[STATED TASK] Repeat the data that follows, word for word, without the images.

Saved entries
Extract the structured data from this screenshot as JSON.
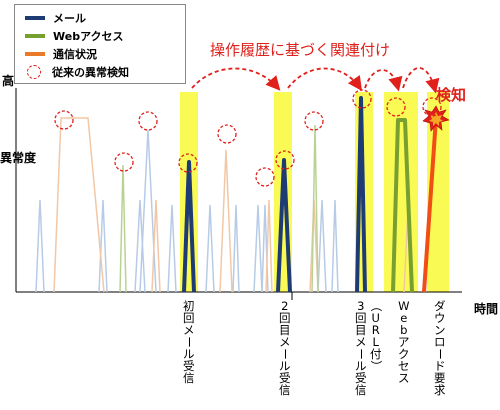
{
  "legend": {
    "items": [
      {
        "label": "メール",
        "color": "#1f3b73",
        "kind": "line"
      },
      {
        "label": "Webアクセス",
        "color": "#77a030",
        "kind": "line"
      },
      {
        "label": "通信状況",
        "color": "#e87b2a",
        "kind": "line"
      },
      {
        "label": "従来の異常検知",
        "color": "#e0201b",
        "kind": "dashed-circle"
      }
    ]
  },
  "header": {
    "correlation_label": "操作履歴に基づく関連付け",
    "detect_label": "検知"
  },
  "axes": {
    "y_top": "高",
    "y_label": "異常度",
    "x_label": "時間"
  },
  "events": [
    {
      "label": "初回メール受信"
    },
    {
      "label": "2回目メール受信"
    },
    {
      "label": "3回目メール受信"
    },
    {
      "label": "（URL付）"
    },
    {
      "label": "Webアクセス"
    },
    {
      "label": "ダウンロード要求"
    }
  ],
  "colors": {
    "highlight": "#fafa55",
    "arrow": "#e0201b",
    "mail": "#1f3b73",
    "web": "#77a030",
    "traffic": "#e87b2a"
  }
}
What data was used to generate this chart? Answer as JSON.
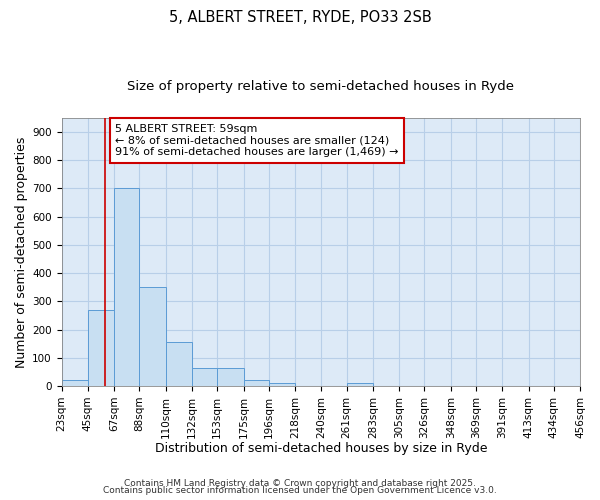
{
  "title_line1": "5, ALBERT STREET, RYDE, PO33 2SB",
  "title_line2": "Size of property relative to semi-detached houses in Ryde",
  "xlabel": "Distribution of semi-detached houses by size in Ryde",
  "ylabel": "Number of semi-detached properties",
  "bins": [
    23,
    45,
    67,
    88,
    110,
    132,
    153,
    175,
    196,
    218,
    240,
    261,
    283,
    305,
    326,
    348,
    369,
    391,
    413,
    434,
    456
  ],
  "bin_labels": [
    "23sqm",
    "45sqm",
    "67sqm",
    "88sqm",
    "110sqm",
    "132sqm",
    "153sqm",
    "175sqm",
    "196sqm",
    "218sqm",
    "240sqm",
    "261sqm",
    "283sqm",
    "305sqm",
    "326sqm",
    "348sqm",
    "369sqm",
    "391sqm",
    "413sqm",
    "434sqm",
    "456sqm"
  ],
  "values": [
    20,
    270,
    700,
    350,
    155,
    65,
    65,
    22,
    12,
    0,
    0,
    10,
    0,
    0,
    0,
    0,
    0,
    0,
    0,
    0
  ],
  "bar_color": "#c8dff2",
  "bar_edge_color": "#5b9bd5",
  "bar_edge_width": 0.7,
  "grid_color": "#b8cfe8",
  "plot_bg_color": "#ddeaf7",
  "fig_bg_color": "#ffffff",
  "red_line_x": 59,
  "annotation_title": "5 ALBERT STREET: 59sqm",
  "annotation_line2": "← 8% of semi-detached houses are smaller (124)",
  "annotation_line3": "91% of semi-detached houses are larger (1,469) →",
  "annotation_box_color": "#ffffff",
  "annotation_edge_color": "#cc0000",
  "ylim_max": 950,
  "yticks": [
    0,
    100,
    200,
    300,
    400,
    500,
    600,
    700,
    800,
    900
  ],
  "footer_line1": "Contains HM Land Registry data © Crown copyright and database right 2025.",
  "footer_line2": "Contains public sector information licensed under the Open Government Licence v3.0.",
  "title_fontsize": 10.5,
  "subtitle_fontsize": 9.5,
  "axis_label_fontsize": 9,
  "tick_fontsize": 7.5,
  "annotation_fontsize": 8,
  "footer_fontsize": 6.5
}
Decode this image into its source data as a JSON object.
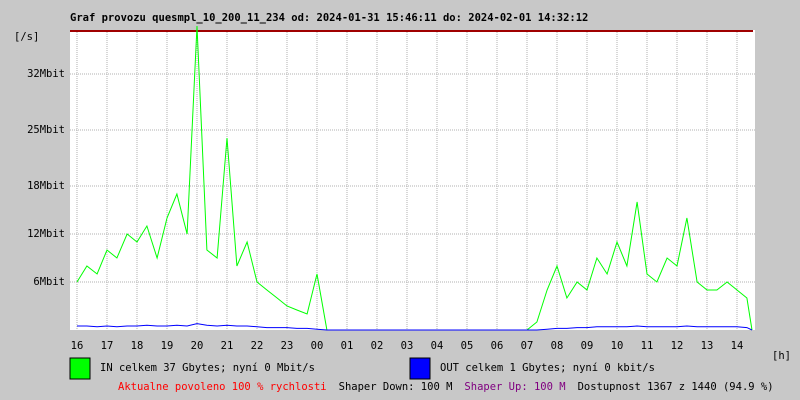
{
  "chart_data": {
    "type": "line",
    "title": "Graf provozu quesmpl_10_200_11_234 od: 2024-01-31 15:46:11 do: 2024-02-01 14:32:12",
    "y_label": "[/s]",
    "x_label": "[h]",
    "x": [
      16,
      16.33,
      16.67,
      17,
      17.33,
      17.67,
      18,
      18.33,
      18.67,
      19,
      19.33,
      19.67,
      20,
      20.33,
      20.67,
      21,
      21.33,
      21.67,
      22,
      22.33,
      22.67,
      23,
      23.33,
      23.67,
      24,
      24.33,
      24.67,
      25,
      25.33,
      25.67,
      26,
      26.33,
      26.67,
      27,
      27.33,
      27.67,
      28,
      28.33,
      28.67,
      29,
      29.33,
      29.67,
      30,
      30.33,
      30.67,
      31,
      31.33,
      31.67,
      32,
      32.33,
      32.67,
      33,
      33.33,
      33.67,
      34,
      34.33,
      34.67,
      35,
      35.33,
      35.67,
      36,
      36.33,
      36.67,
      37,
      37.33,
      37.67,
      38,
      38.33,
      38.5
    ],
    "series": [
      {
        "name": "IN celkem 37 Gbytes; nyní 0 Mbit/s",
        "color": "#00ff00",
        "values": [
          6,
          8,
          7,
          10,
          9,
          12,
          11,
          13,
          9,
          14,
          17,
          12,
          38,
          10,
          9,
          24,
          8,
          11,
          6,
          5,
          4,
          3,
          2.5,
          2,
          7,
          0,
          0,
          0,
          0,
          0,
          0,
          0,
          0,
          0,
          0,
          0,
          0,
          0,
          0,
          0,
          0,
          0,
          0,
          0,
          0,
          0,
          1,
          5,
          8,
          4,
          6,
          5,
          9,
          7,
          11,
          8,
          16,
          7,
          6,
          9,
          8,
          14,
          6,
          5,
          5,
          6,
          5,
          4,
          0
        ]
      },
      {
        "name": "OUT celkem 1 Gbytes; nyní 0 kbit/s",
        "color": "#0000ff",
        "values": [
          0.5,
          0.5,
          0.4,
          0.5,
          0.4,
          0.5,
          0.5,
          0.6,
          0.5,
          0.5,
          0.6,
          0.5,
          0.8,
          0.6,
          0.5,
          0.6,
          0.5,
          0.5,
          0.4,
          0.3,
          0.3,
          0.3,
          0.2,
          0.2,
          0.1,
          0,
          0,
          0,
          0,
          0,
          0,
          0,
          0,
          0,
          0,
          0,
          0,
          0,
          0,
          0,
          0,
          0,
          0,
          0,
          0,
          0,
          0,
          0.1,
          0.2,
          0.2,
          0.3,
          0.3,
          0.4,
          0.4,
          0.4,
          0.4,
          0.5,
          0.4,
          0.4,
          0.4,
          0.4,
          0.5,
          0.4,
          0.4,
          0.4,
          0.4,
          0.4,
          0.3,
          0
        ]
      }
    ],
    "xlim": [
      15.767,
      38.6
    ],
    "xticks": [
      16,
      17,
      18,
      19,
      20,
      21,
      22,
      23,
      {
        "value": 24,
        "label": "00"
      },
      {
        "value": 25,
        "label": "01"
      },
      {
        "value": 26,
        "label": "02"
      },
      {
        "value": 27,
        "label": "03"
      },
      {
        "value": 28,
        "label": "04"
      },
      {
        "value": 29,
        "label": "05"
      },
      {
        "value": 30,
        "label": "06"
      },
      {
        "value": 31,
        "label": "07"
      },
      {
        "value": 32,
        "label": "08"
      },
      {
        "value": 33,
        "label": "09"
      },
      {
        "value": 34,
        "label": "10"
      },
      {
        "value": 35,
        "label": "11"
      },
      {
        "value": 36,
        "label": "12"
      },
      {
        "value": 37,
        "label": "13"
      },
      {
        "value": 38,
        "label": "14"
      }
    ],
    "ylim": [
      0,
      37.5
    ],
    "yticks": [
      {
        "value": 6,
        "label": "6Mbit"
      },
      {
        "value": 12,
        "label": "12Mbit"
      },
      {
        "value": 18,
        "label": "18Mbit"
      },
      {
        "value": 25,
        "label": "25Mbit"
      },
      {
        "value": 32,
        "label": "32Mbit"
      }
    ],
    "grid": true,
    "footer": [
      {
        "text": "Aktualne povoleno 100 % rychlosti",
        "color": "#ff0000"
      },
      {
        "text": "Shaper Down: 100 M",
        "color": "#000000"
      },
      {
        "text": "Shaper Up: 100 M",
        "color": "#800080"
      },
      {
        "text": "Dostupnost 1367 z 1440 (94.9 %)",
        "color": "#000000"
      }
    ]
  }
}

[OUTPUT FOR THIS TASK]
Extract the structured data from this screenshot as JSON.
{
  "legend": {
    "items": [
      {
        "label": "メール",
        "color": "#1f3b73",
        "kind": "line"
      },
      {
        "label": "Webアクセス",
        "color": "#77a030",
        "kind": "line"
      },
      {
        "label": "通信状況",
        "color": "#e87b2a",
        "kind": "line"
      },
      {
        "label": "従来の異常検知",
        "color": "#e0201b",
        "kind": "dashed-circle"
      }
    ]
  },
  "header": {
    "correlation_label": "操作履歴に基づく関連付け",
    "detect_label": "検知"
  },
  "axes": {
    "y_top": "高",
    "y_label": "異常度",
    "x_label": "時間"
  },
  "events": [
    {
      "label": "初回メール受信"
    },
    {
      "label": "2回目メール受信"
    },
    {
      "label": "3回目メール受信"
    },
    {
      "label": "（URL付）"
    },
    {
      "label": "Webアクセス"
    },
    {
      "label": "ダウンロード要求"
    }
  ],
  "colors": {
    "highlight": "#fafa55",
    "arrow": "#e0201b",
    "mail": "#1f3b73",
    "web": "#77a030",
    "traffic": "#e87b2a"
  }
}
What data was used to generate this chart? Answer as JSON.
{
  "title_line1": "5, ALBERT STREET, RYDE, PO33 2SB",
  "title_line2": "Size of property relative to semi-detached houses in Ryde",
  "xlabel": "Distribution of semi-detached houses by size in Ryde",
  "ylabel": "Number of semi-detached properties",
  "bins": [
    23,
    45,
    67,
    88,
    110,
    132,
    153,
    175,
    196,
    218,
    240,
    261,
    283,
    305,
    326,
    348,
    369,
    391,
    413,
    434,
    456
  ],
  "bin_labels": [
    "23sqm",
    "45sqm",
    "67sqm",
    "88sqm",
    "110sqm",
    "132sqm",
    "153sqm",
    "175sqm",
    "196sqm",
    "218sqm",
    "240sqm",
    "261sqm",
    "283sqm",
    "305sqm",
    "326sqm",
    "348sqm",
    "369sqm",
    "391sqm",
    "413sqm",
    "434sqm",
    "456sqm"
  ],
  "values": [
    20,
    270,
    700,
    350,
    155,
    65,
    65,
    22,
    12,
    0,
    0,
    10,
    0,
    0,
    0,
    0,
    0,
    0,
    0,
    0
  ],
  "bar_color": "#c8dff2",
  "bar_edge_color": "#5b9bd5",
  "bar_edge_width": 0.7,
  "grid_color": "#b8cfe8",
  "plot_bg_color": "#ddeaf7",
  "fig_bg_color": "#ffffff",
  "red_line_x": 59,
  "annotation_title": "5 ALBERT STREET: 59sqm",
  "annotation_line2": "← 8% of semi-detached houses are smaller (124)",
  "annotation_line3": "91% of semi-detached houses are larger (1,469) →",
  "annotation_box_color": "#ffffff",
  "annotation_edge_color": "#cc0000",
  "ylim_max": 950,
  "yticks": [
    0,
    100,
    200,
    300,
    400,
    500,
    600,
    700,
    800,
    900
  ],
  "footer_line1": "Contains HM Land Registry data © Crown copyright and database right 2025.",
  "footer_line2": "Contains public sector information licensed under the Open Government Licence v3.0.",
  "title_fontsize": 10.5,
  "subtitle_fontsize": 9.5,
  "axis_label_fontsize": 9,
  "tick_fontsize": 7.5,
  "annotation_fontsize": 8,
  "footer_fontsize": 6.5
}
Decode this image into its source data as a JSON object.
{
  "chart_data": {
    "type": "line",
    "title": "Graf provozu quesmpl_10_200_11_234 od: 2024-01-31 15:46:11 do: 2024-02-01 14:32:12",
    "y_label": "[/s]",
    "x_label": "[h]",
    "x": [
      16,
      16.33,
      16.67,
      17,
      17.33,
      17.67,
      18,
      18.33,
      18.67,
      19,
      19.33,
      19.67,
      20,
      20.33,
      20.67,
      21,
      21.33,
      21.67,
      22,
      22.33,
      22.67,
      23,
      23.33,
      23.67,
      24,
      24.33,
      24.67,
      25,
      25.33,
      25.67,
      26,
      26.33,
      26.67,
      27,
      27.33,
      27.67,
      28,
      28.33,
      28.67,
      29,
      29.33,
      29.67,
      30,
      30.33,
      30.67,
      31,
      31.33,
      31.67,
      32,
      32.33,
      32.67,
      33,
      33.33,
      33.67,
      34,
      34.33,
      34.67,
      35,
      35.33,
      35.67,
      36,
      36.33,
      36.67,
      37,
      37.33,
      37.67,
      38,
      38.33,
      38.5
    ],
    "series": [
      {
        "name": "IN celkem 37 Gbytes; nyní 0 Mbit/s",
        "color": "#00ff00",
        "values": [
          6,
          8,
          7,
          10,
          9,
          12,
          11,
          13,
          9,
          14,
          17,
          12,
          38,
          10,
          9,
          24,
          8,
          11,
          6,
          5,
          4,
          3,
          2.5,
          2,
          7,
          0,
          0,
          0,
          0,
          0,
          0,
          0,
          0,
          0,
          0,
          0,
          0,
          0,
          0,
          0,
          0,
          0,
          0,
          0,
          0,
          0,
          1,
          5,
          8,
          4,
          6,
          5,
          9,
          7,
          11,
          8,
          16,
          7,
          6,
          9,
          8,
          14,
          6,
          5,
          5,
          6,
          5,
          4,
          0
        ]
      },
      {
        "name": "OUT celkem 1 Gbytes; nyní 0 kbit/s",
        "color": "#0000ff",
        "values": [
          0.5,
          0.5,
          0.4,
          0.5,
          0.4,
          0.5,
          0.5,
          0.6,
          0.5,
          0.5,
          0.6,
          0.5,
          0.8,
          0.6,
          0.5,
          0.6,
          0.5,
          0.5,
          0.4,
          0.3,
          0.3,
          0.3,
          0.2,
          0.2,
          0.1,
          0,
          0,
          0,
          0,
          0,
          0,
          0,
          0,
          0,
          0,
          0,
          0,
          0,
          0,
          0,
          0,
          0,
          0,
          0,
          0,
          0,
          0,
          0.1,
          0.2,
          0.2,
          0.3,
          0.3,
          0.4,
          0.4,
          0.4,
          0.4,
          0.5,
          0.4,
          0.4,
          0.4,
          0.4,
          0.5,
          0.4,
          0.4,
          0.4,
          0.4,
          0.4,
          0.3,
          0
        ]
      }
    ],
    "xlim": [
      15.767,
      38.6
    ],
    "xticks": [
      16,
      17,
      18,
      19,
      20,
      21,
      22,
      23,
      {
        "value": 24,
        "label": "00"
      },
      {
        "value": 25,
        "label": "01"
      },
      {
        "value": 26,
        "label": "02"
      },
      {
        "value": 27,
        "label": "03"
      },
      {
        "value": 28,
        "label": "04"
      },
      {
        "value": 29,
        "label": "05"
      },
      {
        "value": 30,
        "label": "06"
      },
      {
        "value": 31,
        "label": "07"
      },
      {
        "value": 32,
        "label": "08"
      },
      {
        "value": 33,
        "label": "09"
      },
      {
        "value": 34,
        "label": "10"
      },
      {
        "value": 35,
        "label": "11"
      },
      {
        "value": 36,
        "label": "12"
      },
      {
        "value": 37,
        "label": "13"
      },
      {
        "value": 38,
        "label": "14"
      }
    ],
    "ylim": [
      0,
      37.5
    ],
    "yticks": [
      {
        "value": 6,
        "label": "6Mbit"
      },
      {
        "value": 12,
        "label": "12Mbit"
      },
      {
        "value": 18,
        "label": "18Mbit"
      },
      {
        "value": 25,
        "label": "25Mbit"
      },
      {
        "value": 32,
        "label": "32Mbit"
      }
    ],
    "grid": true,
    "footer": [
      {
        "text": "Aktualne povoleno 100 % rychlosti",
        "color": "#ff0000"
      },
      {
        "text": "Shaper Down: 100 M",
        "color": "#000000"
      },
      {
        "text": "Shaper Up: 100 M",
        "color": "#800080"
      },
      {
        "text": "Dostupnost 1367 z 1440 (94.9 %)",
        "color": "#000000"
      }
    ]
  }
}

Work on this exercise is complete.